## Your task
Your answer should be a single number: the count of lines in the material below that hold "высокого".

## Source data
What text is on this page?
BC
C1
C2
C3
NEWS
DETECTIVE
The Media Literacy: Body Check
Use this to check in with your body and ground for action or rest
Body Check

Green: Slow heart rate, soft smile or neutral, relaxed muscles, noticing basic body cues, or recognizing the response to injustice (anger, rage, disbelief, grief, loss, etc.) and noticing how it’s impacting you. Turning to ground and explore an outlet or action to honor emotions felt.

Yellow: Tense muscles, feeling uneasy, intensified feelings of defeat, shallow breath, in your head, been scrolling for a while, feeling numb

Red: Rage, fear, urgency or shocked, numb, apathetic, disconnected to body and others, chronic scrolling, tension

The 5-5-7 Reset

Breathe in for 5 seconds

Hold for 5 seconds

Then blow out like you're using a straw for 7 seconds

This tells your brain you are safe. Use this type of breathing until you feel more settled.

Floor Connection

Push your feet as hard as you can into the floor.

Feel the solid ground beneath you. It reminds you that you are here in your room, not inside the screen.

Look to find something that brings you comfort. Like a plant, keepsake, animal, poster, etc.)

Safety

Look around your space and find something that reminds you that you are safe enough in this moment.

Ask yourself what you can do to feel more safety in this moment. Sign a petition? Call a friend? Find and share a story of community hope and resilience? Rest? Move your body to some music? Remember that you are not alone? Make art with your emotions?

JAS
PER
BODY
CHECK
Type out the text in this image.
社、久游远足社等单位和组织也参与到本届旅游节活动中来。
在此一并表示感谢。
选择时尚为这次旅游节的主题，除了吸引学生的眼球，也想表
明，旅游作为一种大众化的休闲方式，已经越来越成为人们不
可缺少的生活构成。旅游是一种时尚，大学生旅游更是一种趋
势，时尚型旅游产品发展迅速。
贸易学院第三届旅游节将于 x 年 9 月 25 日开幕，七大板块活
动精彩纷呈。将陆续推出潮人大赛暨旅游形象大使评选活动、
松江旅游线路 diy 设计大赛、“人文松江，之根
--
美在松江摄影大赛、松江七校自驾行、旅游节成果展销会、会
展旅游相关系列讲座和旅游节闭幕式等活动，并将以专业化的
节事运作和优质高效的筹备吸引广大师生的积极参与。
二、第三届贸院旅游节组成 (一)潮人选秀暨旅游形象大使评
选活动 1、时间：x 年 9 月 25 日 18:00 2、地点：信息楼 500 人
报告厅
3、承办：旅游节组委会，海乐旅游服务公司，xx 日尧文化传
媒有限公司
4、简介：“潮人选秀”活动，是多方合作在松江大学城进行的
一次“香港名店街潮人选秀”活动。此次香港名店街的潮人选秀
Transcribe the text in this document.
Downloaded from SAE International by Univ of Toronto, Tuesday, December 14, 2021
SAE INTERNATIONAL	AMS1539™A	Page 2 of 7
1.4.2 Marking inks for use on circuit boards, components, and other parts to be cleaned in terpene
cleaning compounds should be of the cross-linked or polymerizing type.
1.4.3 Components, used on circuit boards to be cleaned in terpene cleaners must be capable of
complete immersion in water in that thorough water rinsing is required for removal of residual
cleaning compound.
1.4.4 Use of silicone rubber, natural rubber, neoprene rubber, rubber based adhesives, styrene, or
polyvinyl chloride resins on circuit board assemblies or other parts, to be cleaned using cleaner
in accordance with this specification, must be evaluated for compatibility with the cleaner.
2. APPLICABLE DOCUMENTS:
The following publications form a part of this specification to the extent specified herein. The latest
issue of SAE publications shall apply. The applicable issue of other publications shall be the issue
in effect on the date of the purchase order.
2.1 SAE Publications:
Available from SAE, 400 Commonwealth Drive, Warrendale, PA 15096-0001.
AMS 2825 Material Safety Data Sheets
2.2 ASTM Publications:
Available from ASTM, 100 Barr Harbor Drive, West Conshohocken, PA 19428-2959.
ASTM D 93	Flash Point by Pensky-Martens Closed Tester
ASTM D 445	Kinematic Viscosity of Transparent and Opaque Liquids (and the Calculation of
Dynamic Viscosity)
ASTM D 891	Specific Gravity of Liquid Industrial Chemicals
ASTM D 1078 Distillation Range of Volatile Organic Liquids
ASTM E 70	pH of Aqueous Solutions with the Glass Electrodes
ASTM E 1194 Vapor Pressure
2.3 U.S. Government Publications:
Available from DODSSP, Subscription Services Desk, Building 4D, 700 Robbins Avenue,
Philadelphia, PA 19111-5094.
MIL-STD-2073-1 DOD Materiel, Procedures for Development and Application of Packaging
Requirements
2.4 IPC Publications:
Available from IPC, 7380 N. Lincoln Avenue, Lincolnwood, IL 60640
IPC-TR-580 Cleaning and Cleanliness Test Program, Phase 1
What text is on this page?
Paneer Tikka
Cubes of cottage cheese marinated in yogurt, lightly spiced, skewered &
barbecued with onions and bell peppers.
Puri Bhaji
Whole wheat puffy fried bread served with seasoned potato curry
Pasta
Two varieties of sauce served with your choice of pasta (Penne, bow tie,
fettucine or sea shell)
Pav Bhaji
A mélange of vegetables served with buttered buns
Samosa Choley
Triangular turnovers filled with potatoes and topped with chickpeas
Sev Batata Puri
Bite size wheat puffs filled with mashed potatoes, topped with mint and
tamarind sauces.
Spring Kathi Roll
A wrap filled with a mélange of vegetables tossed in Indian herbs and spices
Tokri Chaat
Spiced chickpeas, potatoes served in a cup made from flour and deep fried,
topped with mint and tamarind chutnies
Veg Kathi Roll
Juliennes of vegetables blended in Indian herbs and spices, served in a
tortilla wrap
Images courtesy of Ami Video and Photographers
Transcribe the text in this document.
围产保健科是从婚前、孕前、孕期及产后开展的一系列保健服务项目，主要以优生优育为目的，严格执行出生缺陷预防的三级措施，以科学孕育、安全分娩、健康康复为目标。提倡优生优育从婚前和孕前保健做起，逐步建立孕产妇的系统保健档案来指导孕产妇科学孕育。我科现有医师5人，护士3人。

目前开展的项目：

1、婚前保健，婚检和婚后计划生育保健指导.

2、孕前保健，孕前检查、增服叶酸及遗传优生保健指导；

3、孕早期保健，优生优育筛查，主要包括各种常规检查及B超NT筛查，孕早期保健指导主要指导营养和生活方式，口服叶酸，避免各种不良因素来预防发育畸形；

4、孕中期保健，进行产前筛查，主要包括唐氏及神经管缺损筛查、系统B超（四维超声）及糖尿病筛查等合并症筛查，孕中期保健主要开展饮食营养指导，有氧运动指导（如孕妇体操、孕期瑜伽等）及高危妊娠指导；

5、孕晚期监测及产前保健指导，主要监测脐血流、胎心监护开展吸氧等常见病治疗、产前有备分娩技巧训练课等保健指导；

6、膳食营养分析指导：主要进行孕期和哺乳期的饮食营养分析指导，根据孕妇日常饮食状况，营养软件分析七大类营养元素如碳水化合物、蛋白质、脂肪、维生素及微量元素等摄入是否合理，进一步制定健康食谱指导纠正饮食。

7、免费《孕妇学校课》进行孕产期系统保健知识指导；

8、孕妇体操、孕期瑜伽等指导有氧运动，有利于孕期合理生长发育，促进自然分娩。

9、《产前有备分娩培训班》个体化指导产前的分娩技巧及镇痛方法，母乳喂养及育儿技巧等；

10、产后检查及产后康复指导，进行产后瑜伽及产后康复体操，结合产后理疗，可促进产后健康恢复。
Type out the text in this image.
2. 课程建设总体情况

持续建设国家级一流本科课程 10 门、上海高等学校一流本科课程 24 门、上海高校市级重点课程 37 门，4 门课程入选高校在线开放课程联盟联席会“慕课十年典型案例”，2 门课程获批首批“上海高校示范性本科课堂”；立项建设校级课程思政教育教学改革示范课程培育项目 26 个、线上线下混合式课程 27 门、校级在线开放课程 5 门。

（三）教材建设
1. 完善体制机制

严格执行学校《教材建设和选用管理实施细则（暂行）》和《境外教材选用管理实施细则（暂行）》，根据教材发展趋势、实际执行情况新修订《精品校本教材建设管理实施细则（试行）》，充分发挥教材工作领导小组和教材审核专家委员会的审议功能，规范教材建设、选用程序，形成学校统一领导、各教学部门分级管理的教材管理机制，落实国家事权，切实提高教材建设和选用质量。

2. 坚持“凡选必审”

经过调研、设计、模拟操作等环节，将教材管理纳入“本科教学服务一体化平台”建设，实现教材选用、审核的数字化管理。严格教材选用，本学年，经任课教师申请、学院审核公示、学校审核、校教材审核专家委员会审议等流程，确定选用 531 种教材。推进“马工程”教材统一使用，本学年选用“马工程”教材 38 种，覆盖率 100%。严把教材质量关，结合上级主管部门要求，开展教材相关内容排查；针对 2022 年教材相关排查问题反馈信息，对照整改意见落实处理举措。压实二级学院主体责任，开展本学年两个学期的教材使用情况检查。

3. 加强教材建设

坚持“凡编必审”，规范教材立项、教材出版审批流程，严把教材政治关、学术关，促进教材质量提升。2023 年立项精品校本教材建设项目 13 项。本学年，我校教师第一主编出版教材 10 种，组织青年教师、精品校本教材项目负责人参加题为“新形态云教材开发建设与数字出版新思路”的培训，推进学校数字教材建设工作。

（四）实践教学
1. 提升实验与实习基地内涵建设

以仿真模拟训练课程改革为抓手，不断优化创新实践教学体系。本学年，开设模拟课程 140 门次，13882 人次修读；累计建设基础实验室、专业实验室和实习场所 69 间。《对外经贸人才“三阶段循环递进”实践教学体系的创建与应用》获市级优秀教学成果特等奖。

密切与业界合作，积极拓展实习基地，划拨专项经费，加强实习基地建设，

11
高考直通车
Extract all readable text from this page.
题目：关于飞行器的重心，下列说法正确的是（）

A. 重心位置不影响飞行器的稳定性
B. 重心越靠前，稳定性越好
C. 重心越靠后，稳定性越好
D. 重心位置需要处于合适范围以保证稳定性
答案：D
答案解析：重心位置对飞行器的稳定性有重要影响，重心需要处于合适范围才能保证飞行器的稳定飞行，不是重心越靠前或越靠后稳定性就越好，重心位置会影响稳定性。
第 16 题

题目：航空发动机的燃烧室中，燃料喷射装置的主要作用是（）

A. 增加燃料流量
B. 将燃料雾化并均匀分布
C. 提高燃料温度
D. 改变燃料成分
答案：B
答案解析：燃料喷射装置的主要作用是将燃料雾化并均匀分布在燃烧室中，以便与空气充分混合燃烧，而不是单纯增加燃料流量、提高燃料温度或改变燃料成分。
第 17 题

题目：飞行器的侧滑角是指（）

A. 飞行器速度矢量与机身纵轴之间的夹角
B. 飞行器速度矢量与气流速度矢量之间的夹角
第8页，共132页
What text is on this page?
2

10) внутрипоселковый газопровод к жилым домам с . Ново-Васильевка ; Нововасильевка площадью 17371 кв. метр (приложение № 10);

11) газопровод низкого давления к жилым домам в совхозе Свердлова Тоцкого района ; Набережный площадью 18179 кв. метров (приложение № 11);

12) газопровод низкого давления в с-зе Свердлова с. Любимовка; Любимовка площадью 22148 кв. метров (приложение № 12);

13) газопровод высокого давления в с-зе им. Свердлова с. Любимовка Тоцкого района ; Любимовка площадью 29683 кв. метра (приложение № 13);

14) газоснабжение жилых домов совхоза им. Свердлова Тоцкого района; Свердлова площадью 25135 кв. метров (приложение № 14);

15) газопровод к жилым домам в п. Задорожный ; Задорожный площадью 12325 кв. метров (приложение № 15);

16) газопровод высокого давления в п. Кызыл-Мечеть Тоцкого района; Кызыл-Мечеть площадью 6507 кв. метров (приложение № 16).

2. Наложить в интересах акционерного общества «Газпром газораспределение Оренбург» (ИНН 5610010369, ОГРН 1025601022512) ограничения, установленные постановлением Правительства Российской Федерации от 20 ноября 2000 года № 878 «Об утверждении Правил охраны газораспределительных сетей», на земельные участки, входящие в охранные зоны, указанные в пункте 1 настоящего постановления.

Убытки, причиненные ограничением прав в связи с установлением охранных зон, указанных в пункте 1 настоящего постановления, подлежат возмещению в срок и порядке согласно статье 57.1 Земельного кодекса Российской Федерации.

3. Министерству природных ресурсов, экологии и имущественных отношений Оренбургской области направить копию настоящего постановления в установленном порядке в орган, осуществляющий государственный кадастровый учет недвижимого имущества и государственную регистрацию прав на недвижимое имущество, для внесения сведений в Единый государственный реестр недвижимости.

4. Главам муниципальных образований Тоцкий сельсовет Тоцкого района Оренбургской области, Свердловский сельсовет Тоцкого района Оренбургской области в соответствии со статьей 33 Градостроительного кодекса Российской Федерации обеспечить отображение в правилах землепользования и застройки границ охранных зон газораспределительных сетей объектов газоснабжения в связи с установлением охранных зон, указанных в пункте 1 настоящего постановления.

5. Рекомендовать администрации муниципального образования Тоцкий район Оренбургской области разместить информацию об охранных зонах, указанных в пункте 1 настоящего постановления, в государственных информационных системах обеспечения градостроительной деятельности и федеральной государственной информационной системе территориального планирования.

## Written solution
2